(EXERCISE TASKS)
[1] Decide whether each statement agrees with the Dirty Ho film summary below. For each, answer yes or no and quote the words from the summary that settle it.
(a) Master Wang is secretly the 11th prince of Manchuria.
(b) Wang and Dirty Ho first meet at a jewelry shop.
(c) Gordon Liu directed the film.
[2] Carry the Dirty Ho film summary below forward from its final sentence, keeping its plot-summary style.

++++ TEXT PASSAGE ++++

Dirty Ho (爛頭何 Lan tou He) is a 1979 Hong Kong martial arts-comedy film directed by Lau Kar-leung and starring Gordon Liu and Wong Yue.

Plot

Master Wang is actually the 11th prince of Manchuria in disguise. Posing as a sophisticated jewellery dealer and connoisseur of fine art and wine, the prince is trying to determine which of the other 14 heirs to the throne is trying to assassinate him. A jewel thief, Dirty Ho (Wong Yue) runs afoul of the prince, who uses Ho to help him flush out his enemies.

Wang is a martial arts expert, but in order to conceal his identity he systematically hides his skills, even as he deploys them.

In the opening sequence of the film proper (after a title sequence which already features two highly abstract fight sequences by the principals) Wang encounters a jewel thief named Dirty Ho at a brothel. They come into conflict by vying with one another for the attentions of the courtesans. Dirty Ho, who is not too bright, can't figure out why his efforts to fight with the seemingly cowardly, effete Wang inevitably result in clumsy disaster. It is Wang, of course, who skillfully deflects Ho into tripping over chairs and so forth.

++++ DATASET ++++

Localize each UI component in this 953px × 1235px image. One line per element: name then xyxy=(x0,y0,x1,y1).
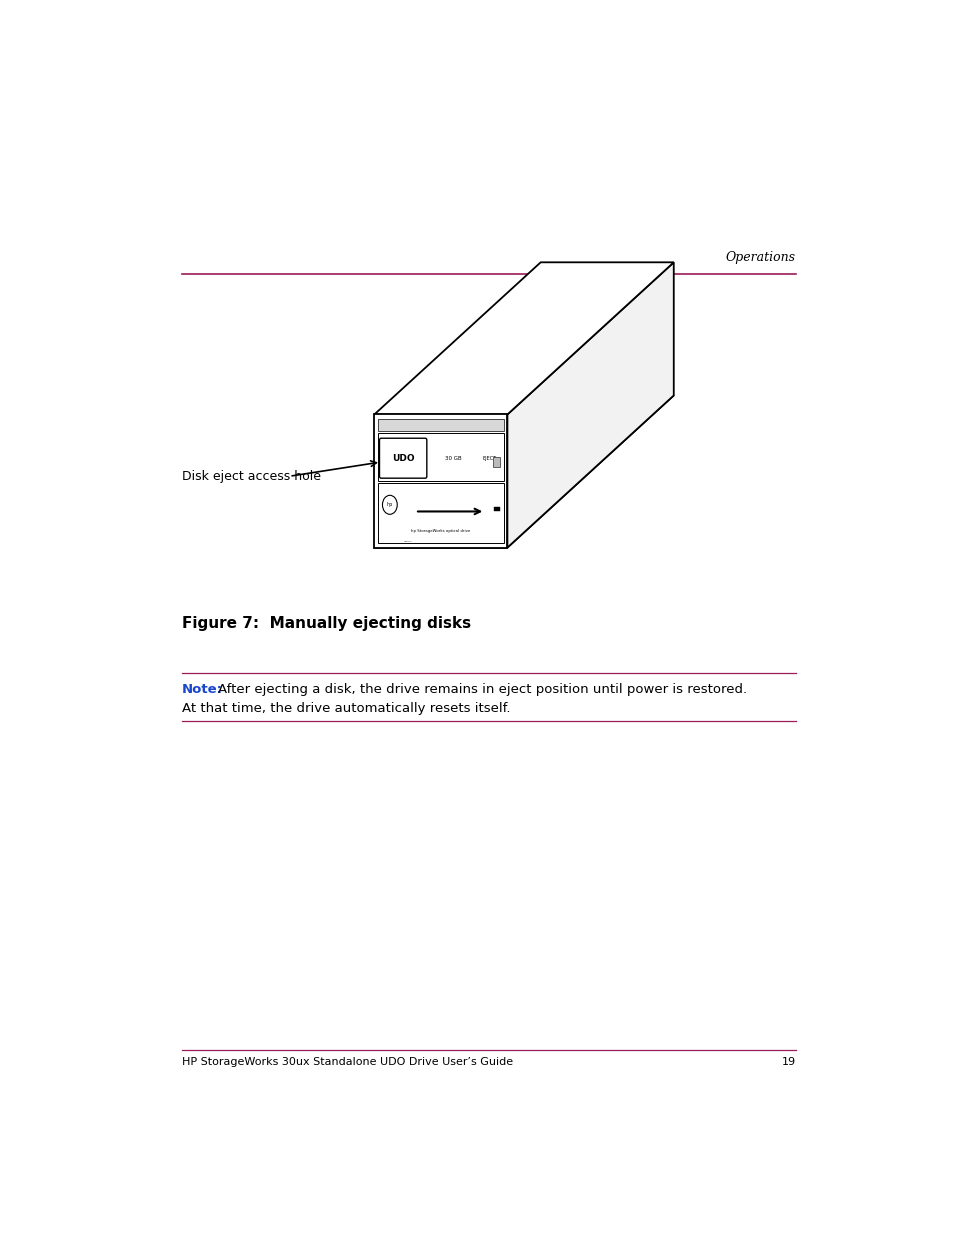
Polygon shape xyxy=(507,262,673,547)
Text: EJECT: EJECT xyxy=(481,456,496,461)
Circle shape xyxy=(382,495,396,514)
Text: 19: 19 xyxy=(781,1057,795,1067)
Text: Operations: Operations xyxy=(725,251,795,264)
Text: ____: ____ xyxy=(403,538,412,542)
Text: hp: hp xyxy=(386,503,393,508)
Text: After ejecting a disk, the drive remains in eject position until power is restor: After ejecting a disk, the drive remains… xyxy=(217,683,746,695)
Text: HP StorageWorks 30ux Standalone UDO Drive User’s Guide: HP StorageWorks 30ux Standalone UDO Driv… xyxy=(182,1057,513,1067)
Text: 30 GB: 30 GB xyxy=(444,456,460,461)
Bar xyxy=(377,483,503,543)
Polygon shape xyxy=(374,395,673,547)
Text: Disk eject access hole: Disk eject access hole xyxy=(182,469,321,483)
Bar xyxy=(494,506,499,511)
Text: hp StorageWorks optical drive: hp StorageWorks optical drive xyxy=(411,530,470,534)
Text: Figure 7:  Manually ejecting disks: Figure 7: Manually ejecting disks xyxy=(182,616,471,631)
Text: UDO: UDO xyxy=(392,453,414,463)
Polygon shape xyxy=(374,262,673,415)
Bar xyxy=(377,433,503,482)
Bar xyxy=(377,419,503,431)
Bar xyxy=(492,457,499,467)
Text: Note:: Note: xyxy=(182,683,223,695)
Text: At that time, the drive automatically resets itself.: At that time, the drive automatically re… xyxy=(182,701,510,715)
FancyBboxPatch shape xyxy=(379,438,426,478)
Polygon shape xyxy=(374,415,507,547)
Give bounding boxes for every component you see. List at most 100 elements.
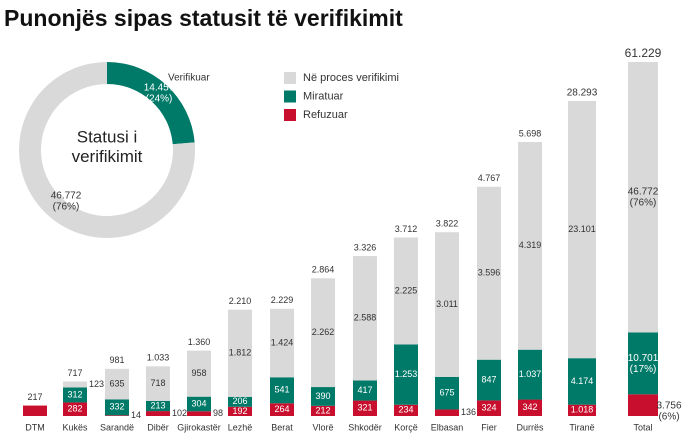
bar-value-label: 635 xyxy=(109,378,124,388)
bar-value-label: 213 xyxy=(150,400,165,410)
legend-swatch xyxy=(284,109,296,121)
bar-segment xyxy=(63,402,87,416)
bar-segment xyxy=(518,399,542,416)
bar-total-label: 28.293 xyxy=(567,88,598,99)
x-tick-label: Berat xyxy=(271,422,293,432)
bar-segment xyxy=(146,411,170,416)
bar-segment xyxy=(270,403,294,416)
bar-segment xyxy=(228,396,252,407)
bar-value-label: 417 xyxy=(357,385,372,395)
bar-segment xyxy=(435,232,459,378)
bar-value-label: 282 xyxy=(67,404,82,414)
bar-value-label: 4.319 xyxy=(519,240,542,250)
bar-value-label: 14 xyxy=(131,410,141,420)
bar-segment xyxy=(146,366,170,401)
bar-value-label: 234 xyxy=(398,405,413,415)
x-tick-label: Gjirokastër xyxy=(177,422,221,432)
bar-total-label: 1.360 xyxy=(188,337,211,347)
bar-segment xyxy=(477,400,501,416)
bar-value-label: 4.174 xyxy=(571,376,594,386)
bar-total-label: 717 xyxy=(67,368,82,378)
x-tick-label: Fier xyxy=(481,422,497,432)
x-tick-label: Durrës xyxy=(516,422,544,432)
bar-value-label: 1.037 xyxy=(519,369,542,379)
bar-total-label: 981 xyxy=(109,355,124,365)
bar-segment xyxy=(146,400,170,412)
bar-value-label: 1.812 xyxy=(229,348,252,358)
x-tick-label: Shkodër xyxy=(348,422,382,432)
bar-total-label: 2.864 xyxy=(312,265,335,275)
x-tick-label: Elbasan xyxy=(431,422,464,432)
bar-segment xyxy=(353,400,377,416)
bar-total-label: 5.698 xyxy=(519,128,542,138)
bar-segment xyxy=(270,377,294,404)
x-tick-label: Total xyxy=(633,422,652,432)
bar-segment xyxy=(105,415,129,416)
bar-segment xyxy=(628,394,658,416)
bar-segment xyxy=(477,186,501,360)
bar-segment xyxy=(394,237,418,345)
x-tick-label: Vlorë xyxy=(312,422,333,432)
bar-value-label: 304 xyxy=(191,398,206,408)
x-tick-label: Dibër xyxy=(147,422,169,432)
slice-name: Verifikuar xyxy=(168,73,210,84)
bar-segment xyxy=(477,359,501,401)
x-tick-label: Lezhë xyxy=(228,422,253,432)
bar-segment xyxy=(228,309,252,397)
bar-total-label: 2.210 xyxy=(229,296,252,306)
bar-total-label: 4.767 xyxy=(478,173,501,183)
donut-slice xyxy=(107,62,195,145)
bar-total-label: 1.033 xyxy=(147,353,170,363)
bar-segment xyxy=(394,404,418,416)
bar-value-label: 1.018 xyxy=(571,405,594,415)
bar-value-label: 206 xyxy=(232,396,247,406)
bar-segment xyxy=(518,349,542,400)
bar-segment xyxy=(628,332,658,395)
bar-segment xyxy=(63,387,87,403)
bar-value-label: 324 xyxy=(481,403,496,413)
bar-value-label: 102 xyxy=(172,408,187,418)
bar-value-label: 98 xyxy=(213,408,223,418)
bar-segment xyxy=(187,350,211,397)
bar-value-label: 3.756 (6%) xyxy=(656,400,681,422)
bar-total-label: 3.822 xyxy=(436,219,459,229)
x-tick-label: Korçë xyxy=(394,422,418,432)
bar-value-label: 675 xyxy=(439,388,454,398)
bar-segment xyxy=(568,101,596,359)
bar-segment xyxy=(435,409,459,416)
bar-value-label: 332 xyxy=(109,402,124,412)
bar-value-label: 212 xyxy=(315,405,330,415)
x-tick-label: DTM xyxy=(25,422,45,432)
bar-segment xyxy=(228,406,252,416)
x-tick-label: Kukës xyxy=(62,422,88,432)
bar-value-label: 2.262 xyxy=(312,327,335,337)
bar-segment xyxy=(63,381,87,388)
bar-segment xyxy=(23,405,47,416)
legend-label: Refuzuar xyxy=(303,109,348,121)
bar-segment xyxy=(435,377,459,410)
bar-segment xyxy=(568,358,596,405)
bar-value-label: 1.253 xyxy=(395,369,418,379)
bar-segment xyxy=(187,396,211,412)
bar-value-label: 10.701 (17%) xyxy=(628,352,659,374)
bar-segment xyxy=(270,308,294,378)
bar-segment xyxy=(105,368,129,400)
bar-value-label: 390 xyxy=(315,391,330,401)
bar-segment xyxy=(353,256,377,381)
bar-value-label: 321 xyxy=(357,403,372,413)
bar-value-label: 264 xyxy=(274,404,289,414)
bar-segment xyxy=(518,142,542,350)
bar-segment xyxy=(628,62,658,333)
bar-total-label: 217 xyxy=(27,392,42,402)
bar-value-label: 123 xyxy=(89,379,104,389)
bar-segment xyxy=(394,344,418,405)
bar-segment xyxy=(105,399,129,416)
slice-label: 14.457 (24%) xyxy=(144,82,175,104)
donut-center-label: Statusi i verifikimit xyxy=(72,128,143,167)
bar-value-label: 718 xyxy=(150,378,165,388)
bar-value-label: 136 xyxy=(461,407,476,417)
bar-total-label: 2.229 xyxy=(271,295,294,305)
bar-segment xyxy=(187,411,211,416)
legend-label: Miratuar xyxy=(303,90,344,102)
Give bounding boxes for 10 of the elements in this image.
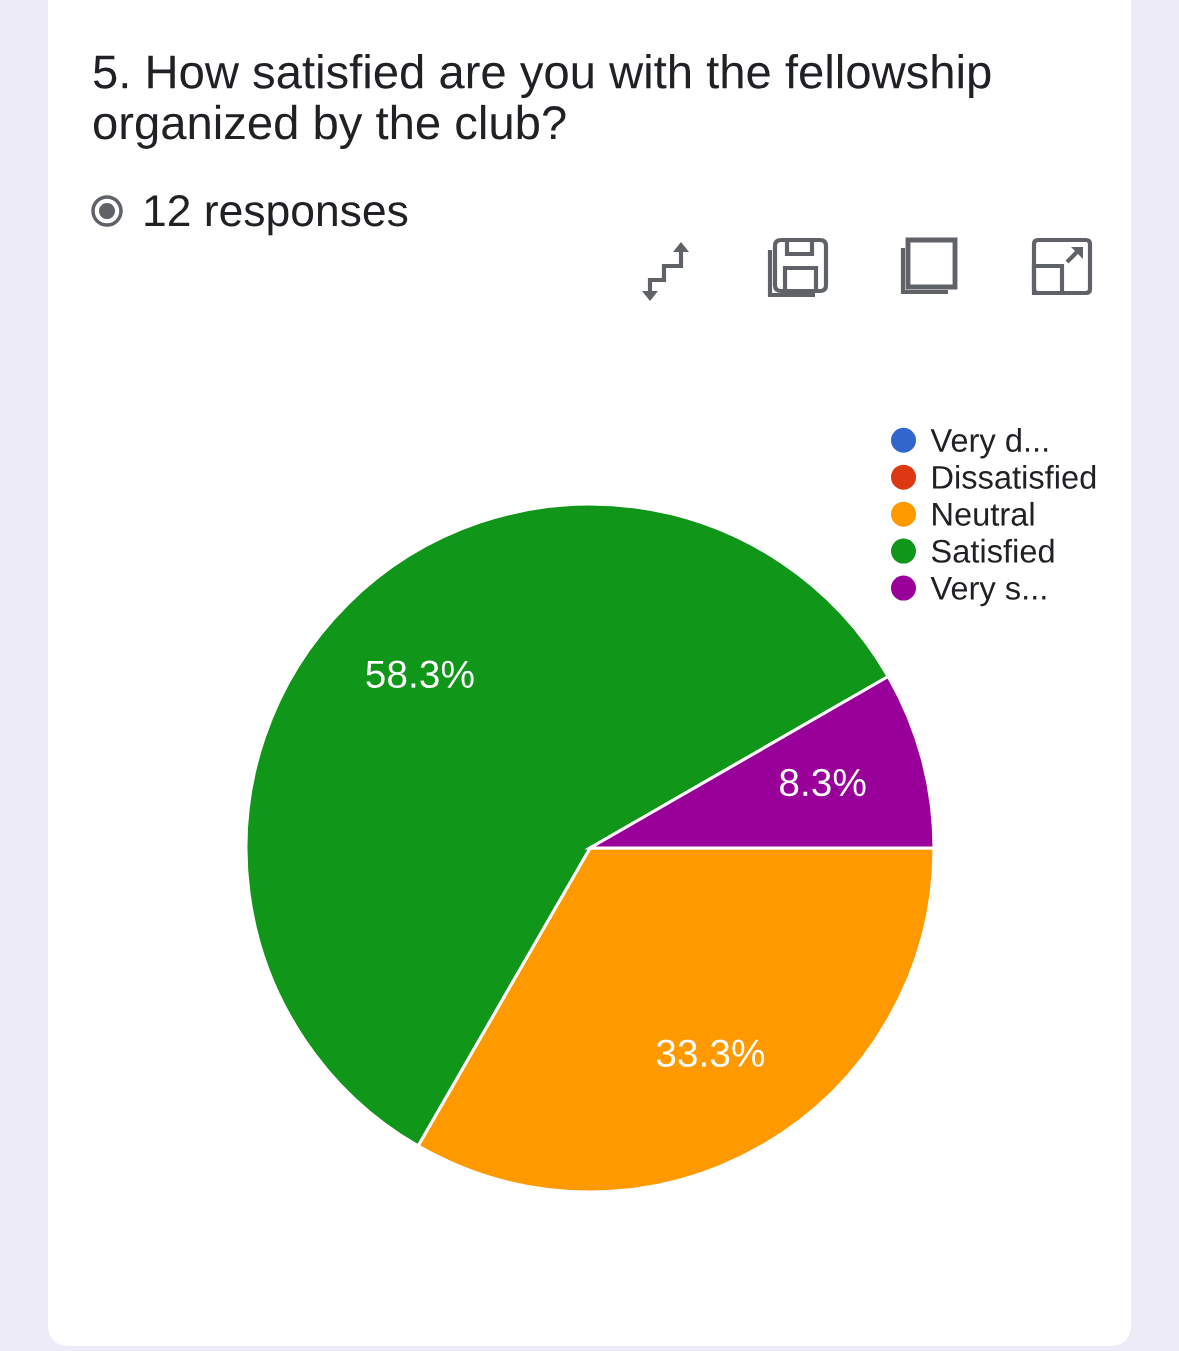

++++

(RESULTS FOR THE EXERCISE)
[1]
(a) Yes: "Master Wang is actually the 11th prince of Manchuria in disguise."
(b) No: "Wang encounters a jewel thief named Dirty Ho at a brothel."
(c) No: "directed by Lau Kar-leung and starring Gordon Liu and Wong Yue."

[2]
In a later confrontation with Ho, Wang pretends that a female musician is his "bodyguard", invisibly manipulating the bewildered woman's arms, legs and musical instrument in order to make her fight with Ho and eventually to graze him in the forehead with a poisoned blade.

It is, however, all part of Wang's scheme: he is secretly protecting Ho from the police, and is training the bumbling Ho as his disciple and bodyguard. Ho eventually seeks out Wang in order to discover the antidote for the poison, which Wang administers to him in return for Ho's becoming his disciple.

Ho is initially puzzled at this since he has not detected any kung fu prowess in his master at all, and he remains initially a clueless bystander during two attempts on Wang's life: first, an attack at a wine-tasting, and then a visit to an antique-dealer's shop. Wang manages to defend himself admirably while maintaining the fiction that he is simply having a friendly aesthetic conversation with his opponents. Only at the end of the antique-shop attack does Ho figure out what's going on and intervene, but Wang receives a wound in the leg through a stratagem of the antiques dealer.

The master and his disciple sequester themselves in their residence – Wang for recovery, Ho for some kung fu lessons. But it is nearly time for the princes to assemble for the announcement of the heir to the throne, and so Wang and Ho undertake the dangerous journey to Peking with Wang in disguise, being pushed in a wheelchair by Ho.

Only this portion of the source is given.